:: Supplied material
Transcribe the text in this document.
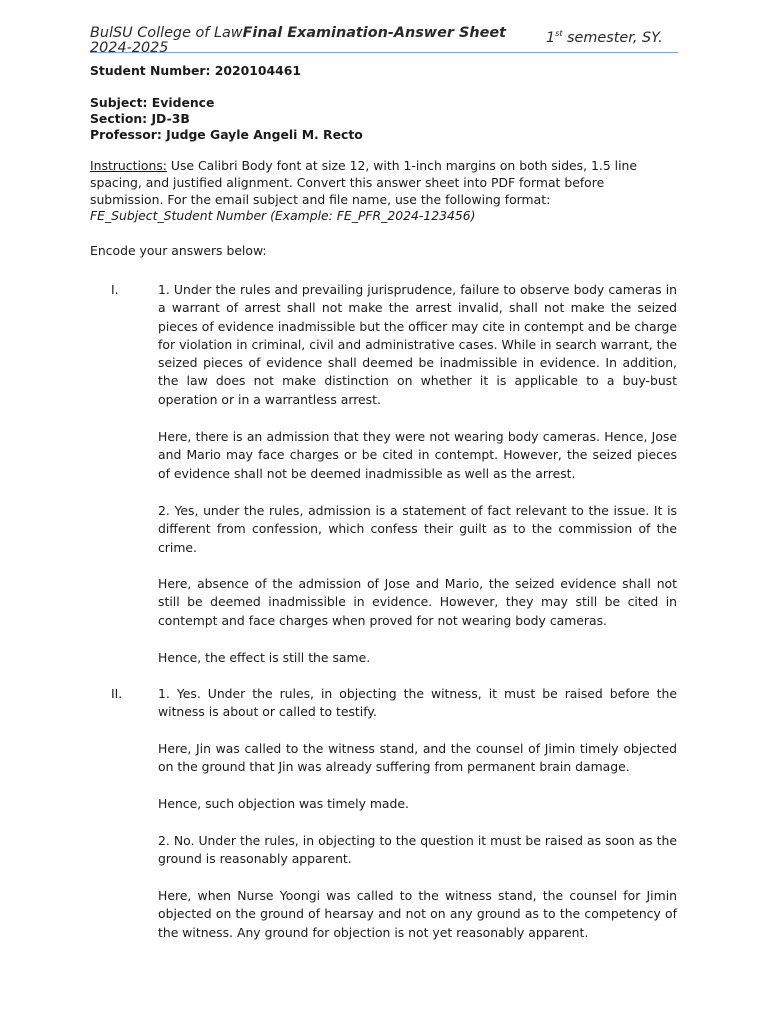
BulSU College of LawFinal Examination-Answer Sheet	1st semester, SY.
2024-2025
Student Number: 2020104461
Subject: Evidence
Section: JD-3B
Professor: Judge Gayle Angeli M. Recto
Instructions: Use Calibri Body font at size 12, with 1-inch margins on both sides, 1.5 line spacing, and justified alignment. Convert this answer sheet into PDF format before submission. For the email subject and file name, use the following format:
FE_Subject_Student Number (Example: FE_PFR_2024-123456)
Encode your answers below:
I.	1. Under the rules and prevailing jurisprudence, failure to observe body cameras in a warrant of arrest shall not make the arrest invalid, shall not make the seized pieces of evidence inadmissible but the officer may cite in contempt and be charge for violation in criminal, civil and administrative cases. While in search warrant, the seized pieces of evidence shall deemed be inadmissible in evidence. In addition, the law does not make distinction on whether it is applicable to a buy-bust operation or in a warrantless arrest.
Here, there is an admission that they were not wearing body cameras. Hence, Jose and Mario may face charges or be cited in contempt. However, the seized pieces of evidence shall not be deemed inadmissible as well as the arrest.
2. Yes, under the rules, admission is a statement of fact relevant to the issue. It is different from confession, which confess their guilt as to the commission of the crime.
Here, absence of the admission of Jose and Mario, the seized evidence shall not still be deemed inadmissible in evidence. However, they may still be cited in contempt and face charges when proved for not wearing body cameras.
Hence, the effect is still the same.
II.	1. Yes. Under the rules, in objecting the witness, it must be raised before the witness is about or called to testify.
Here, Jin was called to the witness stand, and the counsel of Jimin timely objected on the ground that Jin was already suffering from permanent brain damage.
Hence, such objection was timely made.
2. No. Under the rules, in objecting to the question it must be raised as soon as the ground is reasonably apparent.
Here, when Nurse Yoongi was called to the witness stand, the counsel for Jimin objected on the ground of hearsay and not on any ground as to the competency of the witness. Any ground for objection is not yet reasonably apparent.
::::
:: Supplied material
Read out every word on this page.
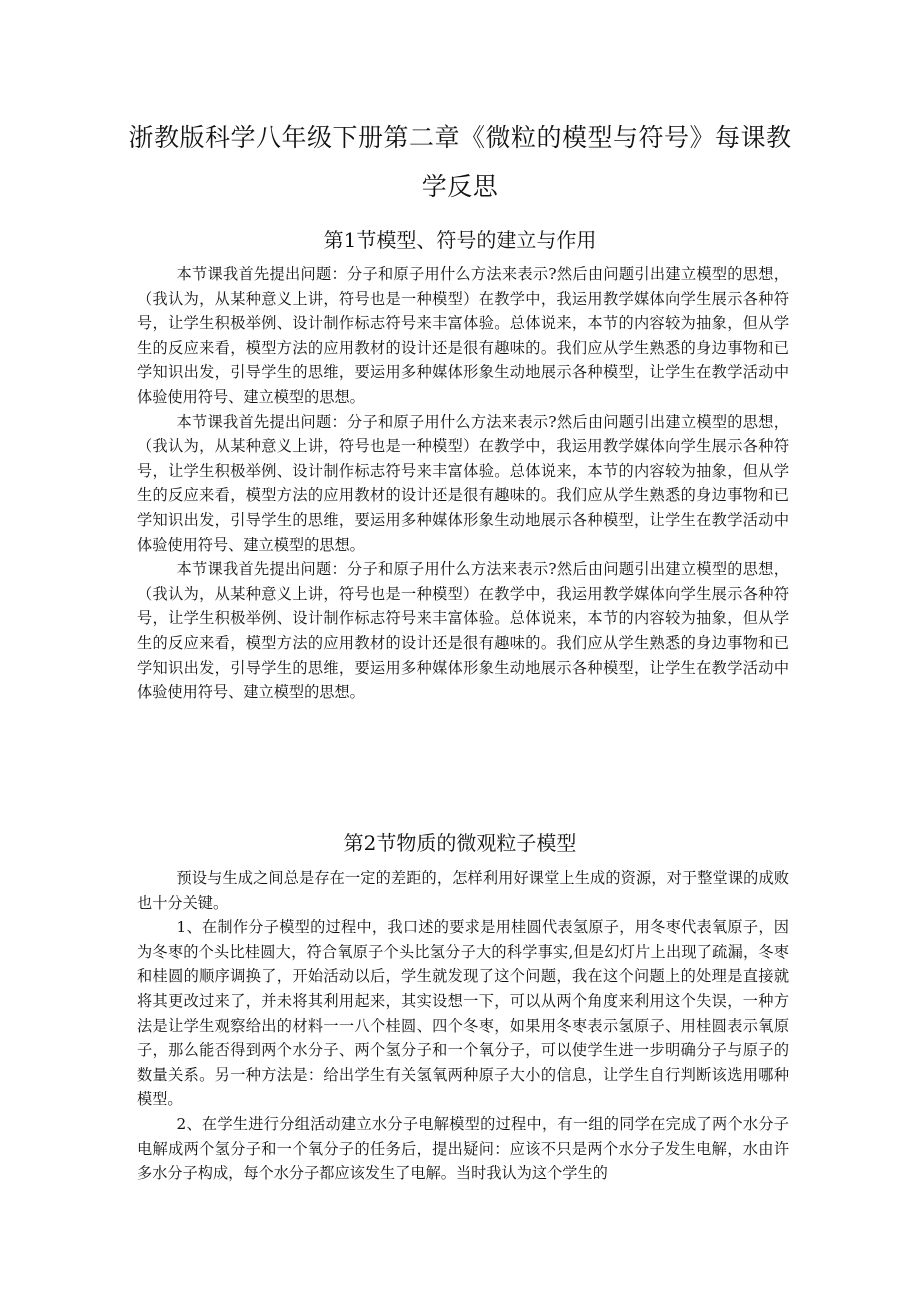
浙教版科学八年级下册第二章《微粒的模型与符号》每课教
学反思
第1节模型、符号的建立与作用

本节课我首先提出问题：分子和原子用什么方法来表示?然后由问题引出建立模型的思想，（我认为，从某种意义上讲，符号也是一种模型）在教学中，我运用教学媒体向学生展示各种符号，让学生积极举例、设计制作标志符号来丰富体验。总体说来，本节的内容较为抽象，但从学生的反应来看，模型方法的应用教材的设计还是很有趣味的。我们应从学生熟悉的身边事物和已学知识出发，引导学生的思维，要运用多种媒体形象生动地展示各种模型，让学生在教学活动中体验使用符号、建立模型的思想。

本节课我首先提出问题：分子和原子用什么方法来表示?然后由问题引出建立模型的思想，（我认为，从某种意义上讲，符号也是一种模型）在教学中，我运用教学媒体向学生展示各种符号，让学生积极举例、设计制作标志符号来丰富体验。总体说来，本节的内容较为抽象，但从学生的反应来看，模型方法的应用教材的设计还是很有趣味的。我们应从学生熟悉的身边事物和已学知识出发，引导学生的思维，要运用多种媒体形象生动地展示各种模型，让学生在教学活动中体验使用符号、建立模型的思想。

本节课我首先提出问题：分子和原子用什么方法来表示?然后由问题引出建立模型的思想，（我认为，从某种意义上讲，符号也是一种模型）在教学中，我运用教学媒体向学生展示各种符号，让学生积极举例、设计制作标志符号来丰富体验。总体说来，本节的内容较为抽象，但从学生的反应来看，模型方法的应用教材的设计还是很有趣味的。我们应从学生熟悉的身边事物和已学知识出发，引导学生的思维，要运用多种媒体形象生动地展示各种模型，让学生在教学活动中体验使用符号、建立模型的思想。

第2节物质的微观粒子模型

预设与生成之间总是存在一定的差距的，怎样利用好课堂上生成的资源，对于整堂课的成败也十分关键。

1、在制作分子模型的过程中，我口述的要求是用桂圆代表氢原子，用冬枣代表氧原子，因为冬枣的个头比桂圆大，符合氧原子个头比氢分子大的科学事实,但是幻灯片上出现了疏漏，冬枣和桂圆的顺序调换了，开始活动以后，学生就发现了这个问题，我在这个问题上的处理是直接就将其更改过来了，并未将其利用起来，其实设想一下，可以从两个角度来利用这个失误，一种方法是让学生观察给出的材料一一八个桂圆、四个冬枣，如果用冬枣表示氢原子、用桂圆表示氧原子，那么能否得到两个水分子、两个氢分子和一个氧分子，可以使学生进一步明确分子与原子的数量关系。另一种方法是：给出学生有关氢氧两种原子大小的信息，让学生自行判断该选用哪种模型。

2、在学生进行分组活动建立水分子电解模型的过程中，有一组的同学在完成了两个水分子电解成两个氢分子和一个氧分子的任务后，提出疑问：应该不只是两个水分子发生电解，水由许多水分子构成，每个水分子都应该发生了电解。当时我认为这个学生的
::::
:: Supplied material
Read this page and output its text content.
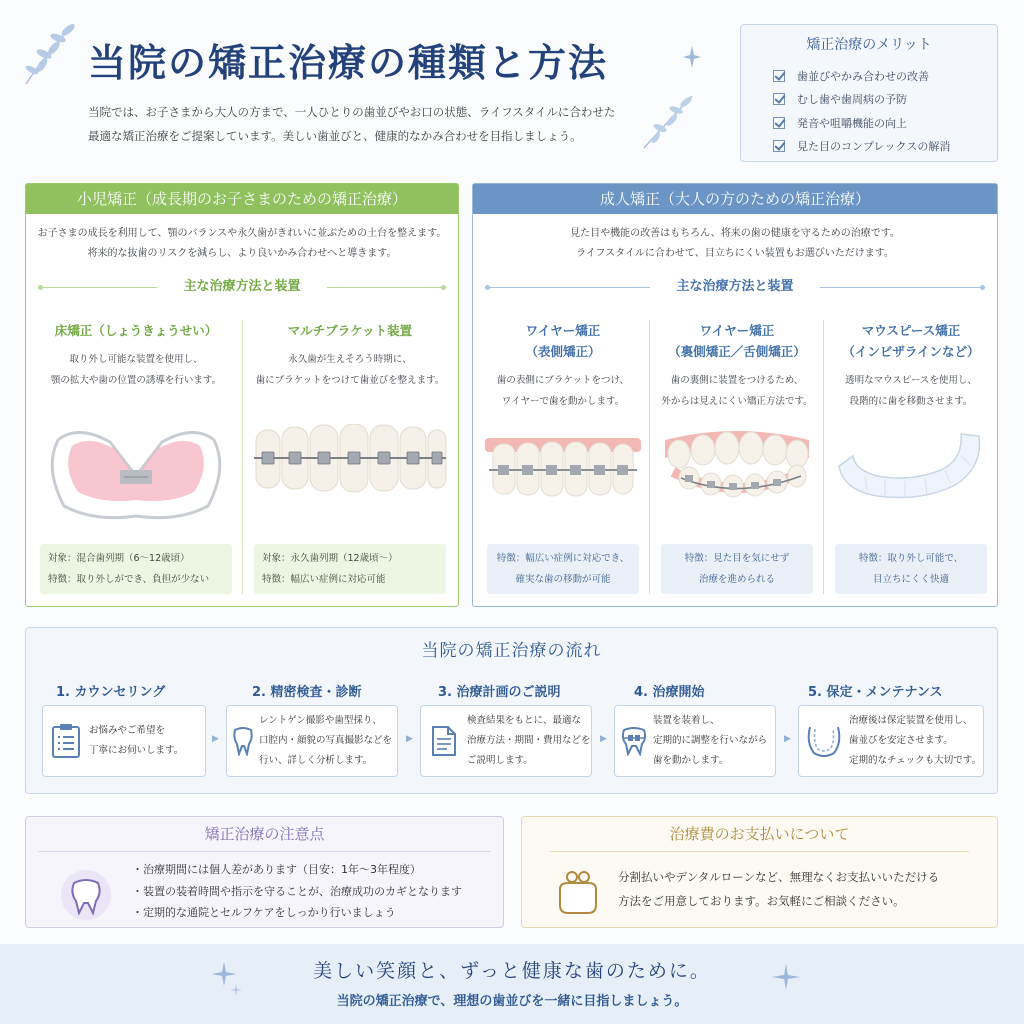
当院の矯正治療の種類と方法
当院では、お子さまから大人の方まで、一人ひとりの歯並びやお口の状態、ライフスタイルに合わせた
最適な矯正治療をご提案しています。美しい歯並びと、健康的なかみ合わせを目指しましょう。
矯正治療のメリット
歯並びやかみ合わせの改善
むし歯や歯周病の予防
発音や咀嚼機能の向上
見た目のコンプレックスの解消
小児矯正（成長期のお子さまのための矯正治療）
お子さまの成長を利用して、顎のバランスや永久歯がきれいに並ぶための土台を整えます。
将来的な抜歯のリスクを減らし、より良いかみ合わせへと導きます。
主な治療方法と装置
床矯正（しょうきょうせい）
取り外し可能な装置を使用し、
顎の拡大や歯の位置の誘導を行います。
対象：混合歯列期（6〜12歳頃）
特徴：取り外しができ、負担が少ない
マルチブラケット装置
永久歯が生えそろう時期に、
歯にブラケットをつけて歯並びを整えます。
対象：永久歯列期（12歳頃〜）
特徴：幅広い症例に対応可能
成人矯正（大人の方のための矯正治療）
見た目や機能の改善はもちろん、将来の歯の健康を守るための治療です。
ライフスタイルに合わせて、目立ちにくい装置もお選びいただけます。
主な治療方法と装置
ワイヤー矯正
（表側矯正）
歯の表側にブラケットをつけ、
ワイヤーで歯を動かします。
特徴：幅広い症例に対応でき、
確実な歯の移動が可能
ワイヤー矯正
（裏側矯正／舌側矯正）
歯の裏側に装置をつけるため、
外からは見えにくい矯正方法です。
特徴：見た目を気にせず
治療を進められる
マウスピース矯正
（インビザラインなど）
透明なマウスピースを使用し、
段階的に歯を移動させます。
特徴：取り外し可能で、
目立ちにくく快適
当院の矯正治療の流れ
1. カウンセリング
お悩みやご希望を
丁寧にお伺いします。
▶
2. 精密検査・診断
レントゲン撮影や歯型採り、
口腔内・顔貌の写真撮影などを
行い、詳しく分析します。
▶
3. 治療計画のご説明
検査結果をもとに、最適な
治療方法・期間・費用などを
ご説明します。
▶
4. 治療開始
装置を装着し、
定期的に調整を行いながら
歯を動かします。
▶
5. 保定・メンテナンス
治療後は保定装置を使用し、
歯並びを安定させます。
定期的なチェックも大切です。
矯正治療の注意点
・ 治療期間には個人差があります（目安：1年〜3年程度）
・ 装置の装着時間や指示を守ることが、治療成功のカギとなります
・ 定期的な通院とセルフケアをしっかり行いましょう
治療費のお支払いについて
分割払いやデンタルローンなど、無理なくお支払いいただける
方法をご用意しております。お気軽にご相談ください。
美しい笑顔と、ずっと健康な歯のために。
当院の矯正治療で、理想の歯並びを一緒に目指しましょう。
::::
Calculate how many lines of the material include the string "admission", and state that number by itself.

3